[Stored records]
****************************************

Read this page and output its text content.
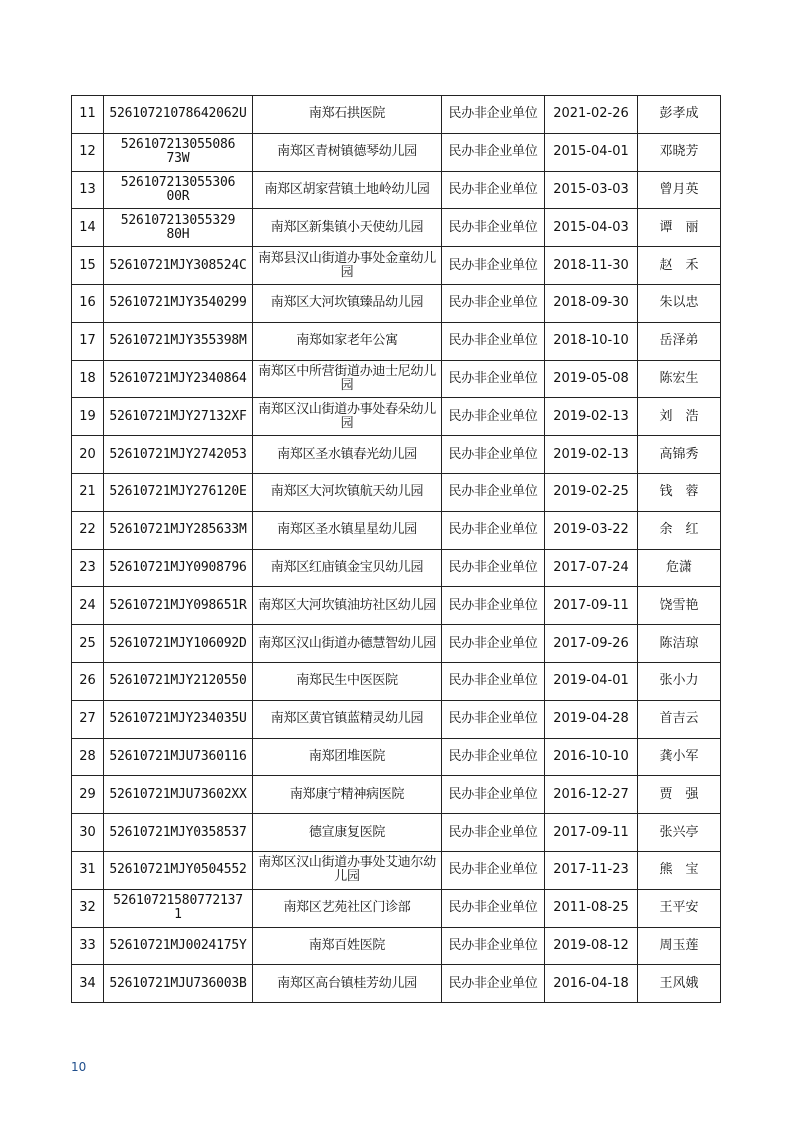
11	52610721078642062U	南郑石拱医院	民办非企业单位	2021-02-26	彭孝成
12	526107213055086 73W	南郑区青树镇德琴幼儿园	民办非企业单位	2015-04-01	邓晓芳
13	526107213055306 00R	南郑区胡家营镇土地岭幼儿园	民办非企业单位	2015-03-03	曾月英
14	526107213055329 80H	南郑区新集镇小天使幼儿园	民办非企业单位	2015-04-03	谭　丽
15	52610721MJY308524C	南郑县汉山街道办事处金童幼儿园	民办非企业单位	2018-11-30	赵　禾
16	52610721MJY3540299	南郑区大河坎镇臻品幼儿园	民办非企业单位	2018-09-30	朱以忠
17	52610721MJY355398M	南郑如家老年公寓	民办非企业单位	2018-10-10	岳泽弟
18	52610721MJY2340864	南郑区中所营街道办迪士尼幼儿园	民办非企业单位	2019-05-08	陈宏生
19	52610721MJY27132XF	南郑区汉山街道办事处春朵幼儿园	民办非企业单位	2019-02-13	刘　浩
20	52610721MJY2742053	南郑区圣水镇春光幼儿园	民办非企业单位	2019-02-13	高锦秀
21	52610721MJY276120E	南郑区大河坎镇航天幼儿园	民办非企业单位	2019-02-25	钱　蓉
22	52610721MJY285633M	南郑区圣水镇星星幼儿园	民办非企业单位	2019-03-22	余　红
23	52610721MJY0908796	南郑区红庙镇金宝贝幼儿园	民办非企业单位	2017-07-24	危潇
24	52610721MJY098651R	南郑区大河坎镇油坊社区幼儿园	民办非企业单位	2017-09-11	饶雪艳
25	52610721MJY106092D	南郑区汉山街道办德慧智幼儿园	民办非企业单位	2017-09-26	陈洁琼
26	52610721MJY2120550	南郑民生中医医院	民办非企业单位	2019-04-01	张小力
27	52610721MJY234035U	南郑区黄官镇蓝精灵幼儿园	民办非企业单位	2019-04-28	首吉云
28	52610721MJU7360116	南郑团堆医院	民办非企业单位	2016-10-10	龚小军
29	52610721MJU73602XX	南郑康宁精神病医院	民办非企业单位	2016-12-27	贾　强
30	52610721MJY0358537	德宣康复医院	民办非企业单位	2017-09-11	张兴亭
31	52610721MJY0504552	南郑区汉山街道办事处艾迪尔幼儿园	民办非企业单位	2017-11-23	熊　宝
32	52610721580772137 1	南郑区艺苑社区门诊部	民办非企业单位	2011-08-25	王平安
33	52610721MJ0024175Y	南郑百姓医院	民办非企业单位	2019-08-12	周玉莲
34	52610721MJU736003B	南郑区高台镇桂芳幼儿园	民办非企业单位	2016-04-18	王风娥
10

****************************************

### Instructions for the task:
From the entries above, output every line exactly and omit any image.

### Exercise output:
Read this page and output its text content.
11	52610721078642062U	南郑石拱医院	民办非企业单位	2021-02-26	彭孝成
12	526107213055086 73W	南郑区青树镇德琴幼儿园	民办非企业单位	2015-04-01	邓晓芳
13	526107213055306 00R	南郑区胡家营镇土地岭幼儿园	民办非企业单位	2015-03-03	曾月英
14	526107213055329 80H	南郑区新集镇小天使幼儿园	民办非企业单位	2015-04-03	谭　丽
15	52610721MJY308524C	南郑县汉山街道办事处金童幼儿园	民办非企业单位	2018-11-30	赵　禾
16	52610721MJY3540299	南郑区大河坎镇臻品幼儿园	民办非企业单位	2018-09-30	朱以忠
17	52610721MJY355398M	南郑如家老年公寓	民办非企业单位	2018-10-10	岳泽弟
18	52610721MJY2340864	南郑区中所营街道办迪士尼幼儿园	民办非企业单位	2019-05-08	陈宏生
19	52610721MJY27132XF	南郑区汉山街道办事处春朵幼儿园	民办非企业单位	2019-02-13	刘　浩
20	52610721MJY2742053	南郑区圣水镇春光幼儿园	民办非企业单位	2019-02-13	高锦秀
21	52610721MJY276120E	南郑区大河坎镇航天幼儿园	民办非企业单位	2019-02-25	钱　蓉
22	52610721MJY285633M	南郑区圣水镇星星幼儿园	民办非企业单位	2019-03-22	余　红
23	52610721MJY0908796	南郑区红庙镇金宝贝幼儿园	民办非企业单位	2017-07-24	危潇
24	52610721MJY098651R	南郑区大河坎镇油坊社区幼儿园	民办非企业单位	2017-09-11	饶雪艳
25	52610721MJY106092D	南郑区汉山街道办德慧智幼儿园	民办非企业单位	2017-09-26	陈洁琼
26	52610721MJY2120550	南郑民生中医医院	民办非企业单位	2019-04-01	张小力
27	52610721MJY234035U	南郑区黄官镇蓝精灵幼儿园	民办非企业单位	2019-04-28	首吉云
28	52610721MJU7360116	南郑团堆医院	民办非企业单位	2016-10-10	龚小军
29	52610721MJU73602XX	南郑康宁精神病医院	民办非企业单位	2016-12-27	贾　强
30	52610721MJY0358537	德宣康复医院	民办非企业单位	2017-09-11	张兴亭
31	52610721MJY0504552	南郑区汉山街道办事处艾迪尔幼儿园	民办非企业单位	2017-11-23	熊　宝
32	52610721580772137 1	南郑区艺苑社区门诊部	民办非企业单位	2011-08-25	王平安
33	52610721MJ0024175Y	南郑百姓医院	民办非企业单位	2019-08-12	周玉莲
34	52610721MJU736003B	南郑区高台镇桂芳幼儿园	民办非企业单位	2016-04-18	王风娥
10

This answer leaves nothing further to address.